Stated exercise ▸ Records follow. Select each line holding "Factory".
— Begin Raw records —
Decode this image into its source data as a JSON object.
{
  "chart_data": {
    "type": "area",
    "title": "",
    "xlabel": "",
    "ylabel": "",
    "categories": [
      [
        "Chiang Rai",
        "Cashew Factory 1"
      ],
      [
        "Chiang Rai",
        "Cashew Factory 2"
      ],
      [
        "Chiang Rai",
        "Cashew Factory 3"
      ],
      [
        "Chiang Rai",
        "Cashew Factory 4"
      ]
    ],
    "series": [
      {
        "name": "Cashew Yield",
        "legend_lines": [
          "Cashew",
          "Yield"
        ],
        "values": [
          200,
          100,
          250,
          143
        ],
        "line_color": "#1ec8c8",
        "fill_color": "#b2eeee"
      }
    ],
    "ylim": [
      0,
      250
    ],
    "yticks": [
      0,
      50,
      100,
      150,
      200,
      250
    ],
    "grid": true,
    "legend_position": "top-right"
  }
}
— End Raw records —
Written response ▸
        "Cashew Factory 1"
        "Cashew Factory 2"
        "Cashew Factory 3"
        "Cashew Factory 4"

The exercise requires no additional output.